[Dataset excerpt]
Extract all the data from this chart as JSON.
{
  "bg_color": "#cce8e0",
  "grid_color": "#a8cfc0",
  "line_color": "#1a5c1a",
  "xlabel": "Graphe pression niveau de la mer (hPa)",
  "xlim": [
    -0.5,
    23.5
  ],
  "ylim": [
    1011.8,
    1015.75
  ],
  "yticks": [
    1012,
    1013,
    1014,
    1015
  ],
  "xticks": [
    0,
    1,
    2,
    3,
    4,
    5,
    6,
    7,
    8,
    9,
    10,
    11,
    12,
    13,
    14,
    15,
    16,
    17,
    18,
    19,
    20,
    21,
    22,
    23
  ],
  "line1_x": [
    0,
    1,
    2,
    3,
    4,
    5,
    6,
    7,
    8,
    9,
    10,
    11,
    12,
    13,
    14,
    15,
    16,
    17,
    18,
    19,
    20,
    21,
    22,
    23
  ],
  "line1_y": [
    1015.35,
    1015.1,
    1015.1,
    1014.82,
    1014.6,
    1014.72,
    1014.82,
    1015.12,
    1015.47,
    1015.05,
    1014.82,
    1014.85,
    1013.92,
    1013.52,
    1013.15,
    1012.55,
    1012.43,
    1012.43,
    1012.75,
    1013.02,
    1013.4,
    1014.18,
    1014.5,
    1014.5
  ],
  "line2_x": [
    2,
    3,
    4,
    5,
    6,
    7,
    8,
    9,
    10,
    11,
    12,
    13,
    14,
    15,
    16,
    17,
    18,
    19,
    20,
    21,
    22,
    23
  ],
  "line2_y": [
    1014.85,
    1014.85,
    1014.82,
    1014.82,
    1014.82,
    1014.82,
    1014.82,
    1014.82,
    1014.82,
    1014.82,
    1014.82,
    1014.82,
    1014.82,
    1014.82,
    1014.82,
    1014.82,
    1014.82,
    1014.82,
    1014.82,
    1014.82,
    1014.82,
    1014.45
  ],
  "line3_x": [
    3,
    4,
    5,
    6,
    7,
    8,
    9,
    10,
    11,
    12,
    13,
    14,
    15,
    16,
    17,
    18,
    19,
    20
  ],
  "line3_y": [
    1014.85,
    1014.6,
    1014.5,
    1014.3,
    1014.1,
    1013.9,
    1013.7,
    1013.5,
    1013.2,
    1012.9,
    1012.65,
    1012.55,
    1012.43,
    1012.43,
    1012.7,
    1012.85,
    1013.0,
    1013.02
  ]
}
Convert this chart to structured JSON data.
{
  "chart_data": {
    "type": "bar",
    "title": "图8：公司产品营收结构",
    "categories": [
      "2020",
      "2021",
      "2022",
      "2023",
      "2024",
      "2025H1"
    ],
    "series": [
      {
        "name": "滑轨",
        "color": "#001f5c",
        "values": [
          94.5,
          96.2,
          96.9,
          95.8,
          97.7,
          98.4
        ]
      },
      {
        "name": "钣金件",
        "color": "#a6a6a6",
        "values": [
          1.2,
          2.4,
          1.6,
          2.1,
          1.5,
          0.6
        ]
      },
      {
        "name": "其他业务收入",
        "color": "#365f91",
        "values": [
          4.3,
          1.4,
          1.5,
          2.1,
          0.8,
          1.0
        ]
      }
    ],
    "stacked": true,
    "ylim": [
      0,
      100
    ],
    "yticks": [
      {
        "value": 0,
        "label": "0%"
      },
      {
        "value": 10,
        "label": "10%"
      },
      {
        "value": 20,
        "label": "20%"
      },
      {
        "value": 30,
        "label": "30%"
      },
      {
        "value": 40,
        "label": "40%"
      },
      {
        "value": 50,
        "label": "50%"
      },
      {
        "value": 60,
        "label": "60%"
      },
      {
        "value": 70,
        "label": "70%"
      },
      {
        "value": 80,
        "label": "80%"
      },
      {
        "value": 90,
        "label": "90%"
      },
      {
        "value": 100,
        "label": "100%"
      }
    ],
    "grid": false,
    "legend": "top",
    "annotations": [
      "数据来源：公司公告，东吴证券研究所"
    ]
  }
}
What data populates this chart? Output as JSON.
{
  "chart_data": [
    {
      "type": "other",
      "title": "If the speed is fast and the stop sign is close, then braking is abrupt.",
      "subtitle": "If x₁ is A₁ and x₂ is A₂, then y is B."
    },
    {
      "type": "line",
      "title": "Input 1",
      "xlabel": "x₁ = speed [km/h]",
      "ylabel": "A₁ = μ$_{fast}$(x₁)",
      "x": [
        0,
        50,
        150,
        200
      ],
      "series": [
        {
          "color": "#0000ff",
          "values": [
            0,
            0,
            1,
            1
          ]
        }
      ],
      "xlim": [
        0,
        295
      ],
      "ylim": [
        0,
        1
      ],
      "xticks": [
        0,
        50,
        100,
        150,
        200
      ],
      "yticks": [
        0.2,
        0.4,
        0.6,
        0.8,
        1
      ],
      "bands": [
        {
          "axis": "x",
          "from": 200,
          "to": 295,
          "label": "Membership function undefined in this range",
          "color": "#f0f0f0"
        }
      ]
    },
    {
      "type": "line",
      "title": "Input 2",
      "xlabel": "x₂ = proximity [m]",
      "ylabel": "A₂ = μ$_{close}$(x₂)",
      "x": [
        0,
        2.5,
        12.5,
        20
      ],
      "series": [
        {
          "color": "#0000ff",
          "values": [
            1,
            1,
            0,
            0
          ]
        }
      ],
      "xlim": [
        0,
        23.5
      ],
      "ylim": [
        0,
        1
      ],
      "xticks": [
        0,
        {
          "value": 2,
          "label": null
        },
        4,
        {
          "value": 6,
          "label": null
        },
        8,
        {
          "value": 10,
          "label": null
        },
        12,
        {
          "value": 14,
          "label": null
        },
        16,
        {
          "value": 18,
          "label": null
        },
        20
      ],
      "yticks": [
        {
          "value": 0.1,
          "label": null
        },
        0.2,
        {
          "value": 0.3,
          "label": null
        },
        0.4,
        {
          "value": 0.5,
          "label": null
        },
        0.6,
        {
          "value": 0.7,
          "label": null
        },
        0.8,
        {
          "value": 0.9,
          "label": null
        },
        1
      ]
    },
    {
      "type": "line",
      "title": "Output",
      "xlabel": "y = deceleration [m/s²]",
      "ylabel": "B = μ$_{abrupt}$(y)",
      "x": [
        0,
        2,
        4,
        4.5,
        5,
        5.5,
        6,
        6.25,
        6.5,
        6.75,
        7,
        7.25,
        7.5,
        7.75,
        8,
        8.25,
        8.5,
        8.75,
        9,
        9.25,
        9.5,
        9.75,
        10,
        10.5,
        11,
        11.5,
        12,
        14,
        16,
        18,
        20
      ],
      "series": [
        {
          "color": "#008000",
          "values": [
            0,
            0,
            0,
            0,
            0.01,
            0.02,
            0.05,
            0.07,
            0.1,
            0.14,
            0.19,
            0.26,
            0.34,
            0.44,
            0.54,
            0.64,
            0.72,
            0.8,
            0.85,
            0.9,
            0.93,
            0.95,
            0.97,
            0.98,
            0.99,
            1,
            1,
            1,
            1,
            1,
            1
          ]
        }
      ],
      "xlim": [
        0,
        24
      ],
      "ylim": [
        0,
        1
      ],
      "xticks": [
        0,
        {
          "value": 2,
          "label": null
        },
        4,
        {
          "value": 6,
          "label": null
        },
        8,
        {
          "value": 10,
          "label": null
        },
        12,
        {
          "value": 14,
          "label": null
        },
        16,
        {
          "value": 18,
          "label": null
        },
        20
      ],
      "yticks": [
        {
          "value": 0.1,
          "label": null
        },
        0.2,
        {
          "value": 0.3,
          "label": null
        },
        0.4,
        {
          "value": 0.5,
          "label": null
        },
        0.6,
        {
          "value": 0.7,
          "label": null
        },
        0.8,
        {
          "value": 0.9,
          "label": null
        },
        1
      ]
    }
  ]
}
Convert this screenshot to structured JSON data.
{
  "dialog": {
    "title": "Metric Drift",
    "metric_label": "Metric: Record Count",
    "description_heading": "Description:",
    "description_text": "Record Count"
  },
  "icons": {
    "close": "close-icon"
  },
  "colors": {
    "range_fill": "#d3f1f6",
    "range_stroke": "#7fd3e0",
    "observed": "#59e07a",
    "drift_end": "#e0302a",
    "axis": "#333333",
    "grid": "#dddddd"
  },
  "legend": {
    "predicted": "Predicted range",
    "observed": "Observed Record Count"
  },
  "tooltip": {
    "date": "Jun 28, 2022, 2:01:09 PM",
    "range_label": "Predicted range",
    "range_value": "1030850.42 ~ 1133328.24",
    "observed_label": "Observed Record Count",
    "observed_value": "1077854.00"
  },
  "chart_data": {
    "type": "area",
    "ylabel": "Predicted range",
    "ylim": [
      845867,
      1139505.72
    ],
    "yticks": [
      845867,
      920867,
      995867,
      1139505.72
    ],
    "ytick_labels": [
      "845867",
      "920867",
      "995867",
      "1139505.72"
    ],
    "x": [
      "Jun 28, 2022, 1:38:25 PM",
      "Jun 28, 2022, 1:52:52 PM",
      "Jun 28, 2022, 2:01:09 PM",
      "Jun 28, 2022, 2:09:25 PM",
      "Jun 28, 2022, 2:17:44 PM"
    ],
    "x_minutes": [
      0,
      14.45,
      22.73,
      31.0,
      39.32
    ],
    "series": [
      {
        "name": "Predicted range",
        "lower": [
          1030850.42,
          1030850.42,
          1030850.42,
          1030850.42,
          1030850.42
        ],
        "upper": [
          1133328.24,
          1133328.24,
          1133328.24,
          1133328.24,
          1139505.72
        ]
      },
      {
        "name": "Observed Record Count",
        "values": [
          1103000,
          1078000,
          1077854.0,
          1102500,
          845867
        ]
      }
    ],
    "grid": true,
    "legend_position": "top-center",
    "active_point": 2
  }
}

◆ Written problem
Out of the records, collect only those lines that contain the string "close".

◆ The completed task
      "title": "If the speed is fast and the stop sign is close, then braking is abrupt.",
      "ylabel": "A₂ = μ$_{close}$(x₂)",
    "close": "close-icon"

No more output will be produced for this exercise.